** Start **

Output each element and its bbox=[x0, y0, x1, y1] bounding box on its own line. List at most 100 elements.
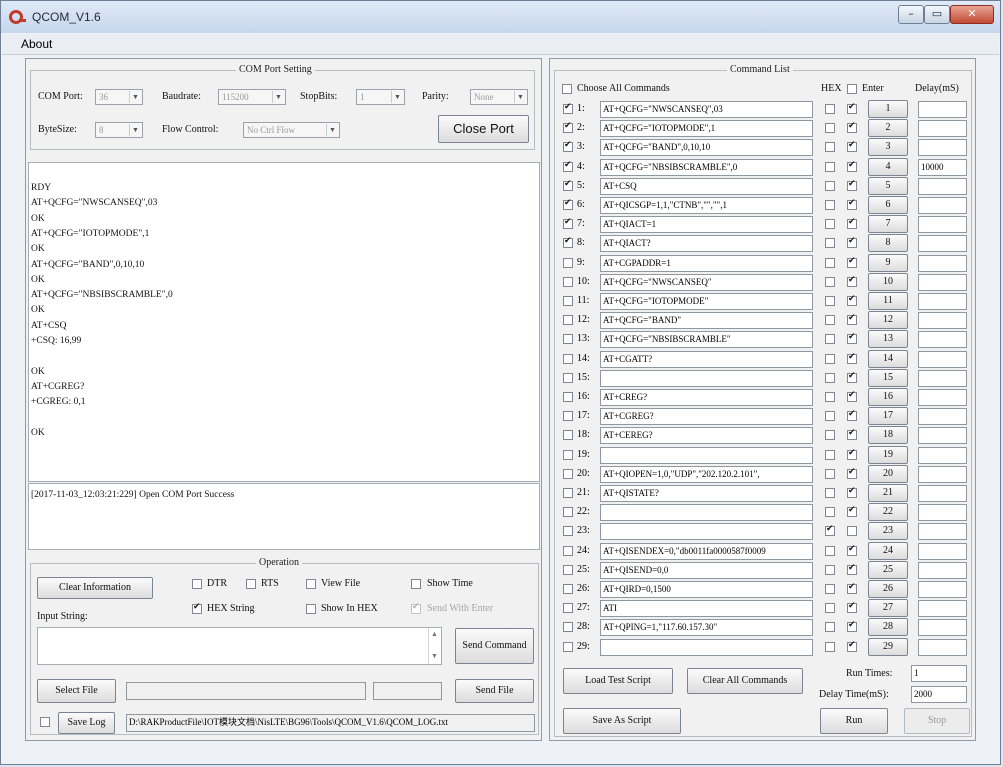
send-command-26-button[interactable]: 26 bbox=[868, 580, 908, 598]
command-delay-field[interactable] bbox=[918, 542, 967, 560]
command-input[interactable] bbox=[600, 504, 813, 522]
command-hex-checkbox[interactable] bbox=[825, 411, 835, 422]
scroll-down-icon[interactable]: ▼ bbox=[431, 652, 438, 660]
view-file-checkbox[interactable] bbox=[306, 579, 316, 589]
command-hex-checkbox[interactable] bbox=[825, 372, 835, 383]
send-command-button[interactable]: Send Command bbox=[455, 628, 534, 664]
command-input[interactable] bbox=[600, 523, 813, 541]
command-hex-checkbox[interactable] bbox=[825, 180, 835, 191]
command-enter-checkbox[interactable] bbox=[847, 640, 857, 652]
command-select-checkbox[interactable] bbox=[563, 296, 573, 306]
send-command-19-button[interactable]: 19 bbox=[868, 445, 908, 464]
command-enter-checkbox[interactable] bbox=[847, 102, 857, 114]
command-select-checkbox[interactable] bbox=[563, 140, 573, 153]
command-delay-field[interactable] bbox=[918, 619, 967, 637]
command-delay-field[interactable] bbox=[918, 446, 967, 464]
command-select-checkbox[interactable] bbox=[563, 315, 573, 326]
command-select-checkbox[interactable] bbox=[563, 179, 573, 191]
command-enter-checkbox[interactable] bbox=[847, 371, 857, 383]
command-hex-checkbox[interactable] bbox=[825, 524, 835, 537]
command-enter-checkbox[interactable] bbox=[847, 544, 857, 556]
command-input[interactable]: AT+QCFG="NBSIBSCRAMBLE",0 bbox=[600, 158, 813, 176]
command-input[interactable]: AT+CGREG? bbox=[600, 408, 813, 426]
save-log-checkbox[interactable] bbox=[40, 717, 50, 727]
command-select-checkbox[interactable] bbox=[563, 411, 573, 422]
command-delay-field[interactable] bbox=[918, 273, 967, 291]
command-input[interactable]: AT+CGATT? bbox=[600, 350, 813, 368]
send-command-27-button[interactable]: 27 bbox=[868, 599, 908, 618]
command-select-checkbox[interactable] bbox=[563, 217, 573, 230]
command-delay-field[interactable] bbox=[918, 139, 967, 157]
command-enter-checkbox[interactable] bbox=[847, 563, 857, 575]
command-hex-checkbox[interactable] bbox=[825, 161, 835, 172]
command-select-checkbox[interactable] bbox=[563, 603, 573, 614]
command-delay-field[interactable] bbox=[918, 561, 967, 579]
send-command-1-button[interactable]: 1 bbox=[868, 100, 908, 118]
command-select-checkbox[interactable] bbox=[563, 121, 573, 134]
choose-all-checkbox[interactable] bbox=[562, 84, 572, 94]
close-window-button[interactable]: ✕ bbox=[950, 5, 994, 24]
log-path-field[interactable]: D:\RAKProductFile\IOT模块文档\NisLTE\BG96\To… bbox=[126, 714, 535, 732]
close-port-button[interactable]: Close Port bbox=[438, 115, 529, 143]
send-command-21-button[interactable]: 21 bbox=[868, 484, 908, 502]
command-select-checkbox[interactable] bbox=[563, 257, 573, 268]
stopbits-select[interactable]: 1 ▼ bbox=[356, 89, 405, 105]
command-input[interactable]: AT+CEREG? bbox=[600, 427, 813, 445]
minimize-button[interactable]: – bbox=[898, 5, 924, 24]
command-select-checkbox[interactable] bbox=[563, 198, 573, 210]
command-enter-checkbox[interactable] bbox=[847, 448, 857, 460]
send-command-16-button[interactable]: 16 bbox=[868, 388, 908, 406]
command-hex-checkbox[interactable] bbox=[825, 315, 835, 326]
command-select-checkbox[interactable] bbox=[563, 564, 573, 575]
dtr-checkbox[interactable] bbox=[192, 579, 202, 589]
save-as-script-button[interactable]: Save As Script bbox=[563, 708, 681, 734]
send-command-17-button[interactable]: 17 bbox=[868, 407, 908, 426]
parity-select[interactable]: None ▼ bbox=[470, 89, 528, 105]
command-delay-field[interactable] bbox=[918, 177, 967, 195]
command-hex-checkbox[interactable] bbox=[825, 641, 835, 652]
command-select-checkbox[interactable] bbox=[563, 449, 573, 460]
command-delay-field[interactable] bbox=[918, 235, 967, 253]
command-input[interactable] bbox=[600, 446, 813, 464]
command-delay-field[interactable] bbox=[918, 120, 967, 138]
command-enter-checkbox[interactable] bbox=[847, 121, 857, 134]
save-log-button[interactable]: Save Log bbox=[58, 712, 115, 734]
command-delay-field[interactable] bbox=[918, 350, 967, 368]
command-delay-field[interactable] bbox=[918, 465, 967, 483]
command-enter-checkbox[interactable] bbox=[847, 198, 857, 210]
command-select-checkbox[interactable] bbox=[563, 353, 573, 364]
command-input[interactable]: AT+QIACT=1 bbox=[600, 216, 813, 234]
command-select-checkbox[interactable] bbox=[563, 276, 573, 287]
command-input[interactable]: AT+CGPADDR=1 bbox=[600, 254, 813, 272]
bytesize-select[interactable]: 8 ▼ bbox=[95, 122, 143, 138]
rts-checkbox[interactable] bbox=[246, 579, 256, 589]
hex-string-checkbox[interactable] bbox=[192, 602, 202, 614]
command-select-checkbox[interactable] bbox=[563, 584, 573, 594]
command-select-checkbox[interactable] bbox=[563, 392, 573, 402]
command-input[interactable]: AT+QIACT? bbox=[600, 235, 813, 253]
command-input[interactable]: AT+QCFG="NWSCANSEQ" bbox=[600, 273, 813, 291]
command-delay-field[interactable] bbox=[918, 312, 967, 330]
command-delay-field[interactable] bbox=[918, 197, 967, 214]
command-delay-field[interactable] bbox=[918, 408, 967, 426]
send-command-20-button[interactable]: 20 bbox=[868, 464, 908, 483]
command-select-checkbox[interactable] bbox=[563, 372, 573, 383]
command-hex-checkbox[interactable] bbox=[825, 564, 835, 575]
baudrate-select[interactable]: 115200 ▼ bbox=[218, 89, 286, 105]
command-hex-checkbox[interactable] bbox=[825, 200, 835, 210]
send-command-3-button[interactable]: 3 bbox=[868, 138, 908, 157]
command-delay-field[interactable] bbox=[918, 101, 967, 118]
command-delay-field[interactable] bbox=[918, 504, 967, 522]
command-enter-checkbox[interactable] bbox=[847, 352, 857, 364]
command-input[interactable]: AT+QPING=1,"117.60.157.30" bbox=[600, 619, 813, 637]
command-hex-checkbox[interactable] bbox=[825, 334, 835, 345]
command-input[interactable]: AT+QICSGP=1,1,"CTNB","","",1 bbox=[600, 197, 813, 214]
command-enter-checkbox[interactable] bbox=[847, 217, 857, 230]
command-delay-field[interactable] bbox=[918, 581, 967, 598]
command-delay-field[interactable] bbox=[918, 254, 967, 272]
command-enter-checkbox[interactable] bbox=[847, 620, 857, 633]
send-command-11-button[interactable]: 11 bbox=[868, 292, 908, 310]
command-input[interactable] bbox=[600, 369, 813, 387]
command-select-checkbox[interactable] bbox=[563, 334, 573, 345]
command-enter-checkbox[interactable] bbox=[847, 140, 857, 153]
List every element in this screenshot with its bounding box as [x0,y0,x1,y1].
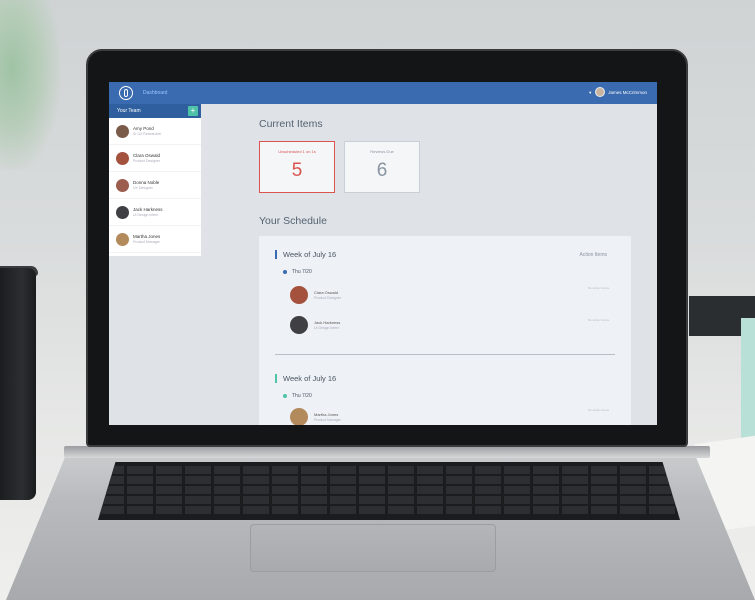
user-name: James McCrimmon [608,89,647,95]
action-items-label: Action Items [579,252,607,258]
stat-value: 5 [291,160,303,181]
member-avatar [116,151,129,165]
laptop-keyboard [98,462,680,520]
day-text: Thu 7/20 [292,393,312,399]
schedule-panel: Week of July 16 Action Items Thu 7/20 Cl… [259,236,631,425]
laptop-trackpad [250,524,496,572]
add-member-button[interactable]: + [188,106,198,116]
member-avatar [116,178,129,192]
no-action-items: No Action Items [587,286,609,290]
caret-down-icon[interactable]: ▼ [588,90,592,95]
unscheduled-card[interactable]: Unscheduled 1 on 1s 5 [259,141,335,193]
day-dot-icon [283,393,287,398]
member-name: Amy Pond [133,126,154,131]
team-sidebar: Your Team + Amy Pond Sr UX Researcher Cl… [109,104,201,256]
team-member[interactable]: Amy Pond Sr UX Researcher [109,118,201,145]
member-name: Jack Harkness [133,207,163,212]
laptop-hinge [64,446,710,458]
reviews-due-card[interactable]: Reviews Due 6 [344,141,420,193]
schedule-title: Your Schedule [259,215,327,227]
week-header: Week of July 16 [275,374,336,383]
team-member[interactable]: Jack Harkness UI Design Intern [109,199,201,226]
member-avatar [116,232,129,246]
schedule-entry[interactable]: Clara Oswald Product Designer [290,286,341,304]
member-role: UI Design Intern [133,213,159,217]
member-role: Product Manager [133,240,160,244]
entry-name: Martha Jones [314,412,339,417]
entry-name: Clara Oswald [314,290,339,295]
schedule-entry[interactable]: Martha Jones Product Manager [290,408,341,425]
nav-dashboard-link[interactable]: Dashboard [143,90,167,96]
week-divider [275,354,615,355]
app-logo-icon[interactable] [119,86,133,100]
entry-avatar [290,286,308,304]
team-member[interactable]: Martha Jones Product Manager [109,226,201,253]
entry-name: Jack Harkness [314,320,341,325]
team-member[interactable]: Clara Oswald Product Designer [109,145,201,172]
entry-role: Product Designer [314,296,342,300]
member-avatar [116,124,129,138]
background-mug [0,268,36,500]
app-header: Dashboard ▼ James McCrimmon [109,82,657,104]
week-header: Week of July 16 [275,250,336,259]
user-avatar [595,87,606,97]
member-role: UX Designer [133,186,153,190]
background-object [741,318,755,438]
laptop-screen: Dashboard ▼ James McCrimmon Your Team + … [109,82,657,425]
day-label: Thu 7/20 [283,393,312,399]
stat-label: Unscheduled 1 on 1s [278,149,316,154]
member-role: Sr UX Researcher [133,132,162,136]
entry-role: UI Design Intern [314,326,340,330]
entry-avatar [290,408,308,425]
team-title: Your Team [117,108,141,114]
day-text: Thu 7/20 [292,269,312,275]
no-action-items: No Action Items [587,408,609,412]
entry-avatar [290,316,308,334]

** End **

• Stated goal: Substitute "command-timeout-field" for "command-delay-field" in the stretch of records from the line containing "580, 908, 598]" through the line containing "599, 908, 618]", and give those lines again with nothing else changed.

• Exercise answer:
send-command-26-button[interactable]: 26 bbox=[868, 580, 908, 598]
command-timeout-field[interactable] bbox=[918, 542, 967, 560]
command-input[interactable] bbox=[600, 504, 813, 522]
command-hex-checkbox[interactable] bbox=[825, 411, 835, 422]
scroll-down-icon[interactable]: ▼ bbox=[431, 652, 438, 660]
view-file-checkbox[interactable] bbox=[306, 579, 316, 589]
command-hex-checkbox[interactable] bbox=[825, 372, 835, 383]
send-command-button[interactable]: Send Command bbox=[455, 628, 534, 664]
command-input[interactable] bbox=[600, 523, 813, 541]
command-hex-checkbox[interactable] bbox=[825, 180, 835, 191]
command-enter-checkbox[interactable] bbox=[847, 640, 857, 652]
command-select-checkbox[interactable] bbox=[563, 296, 573, 306]
send-command-19-button[interactable]: 19 bbox=[868, 445, 908, 464]
command-enter-checkbox[interactable] bbox=[847, 102, 857, 114]
command-select-checkbox[interactable] bbox=[563, 140, 573, 153]
command-timeout-field[interactable] bbox=[918, 619, 967, 637]
command-timeout-field[interactable] bbox=[918, 446, 967, 464]
command-select-checkbox[interactable] bbox=[563, 315, 573, 326]
command-select-checkbox[interactable] bbox=[563, 179, 573, 191]
command-enter-checkbox[interactable] bbox=[847, 371, 857, 383]
command-hex-checkbox[interactable] bbox=[825, 524, 835, 537]
command-enter-checkbox[interactable] bbox=[847, 544, 857, 556]
command-input[interactable]: AT+QCFG="NBSIBSCRAMBLE",0 bbox=[600, 158, 813, 176]
command-input[interactable]: AT+CGREG? bbox=[600, 408, 813, 426]
save-log-checkbox[interactable] bbox=[40, 717, 50, 727]
command-select-checkbox[interactable] bbox=[563, 411, 573, 422]
command-timeout-field[interactable] bbox=[918, 273, 967, 291]
command-input[interactable]: AT+CGATT? bbox=[600, 350, 813, 368]
send-command-27-button[interactable]: 27 bbox=[868, 599, 908, 618]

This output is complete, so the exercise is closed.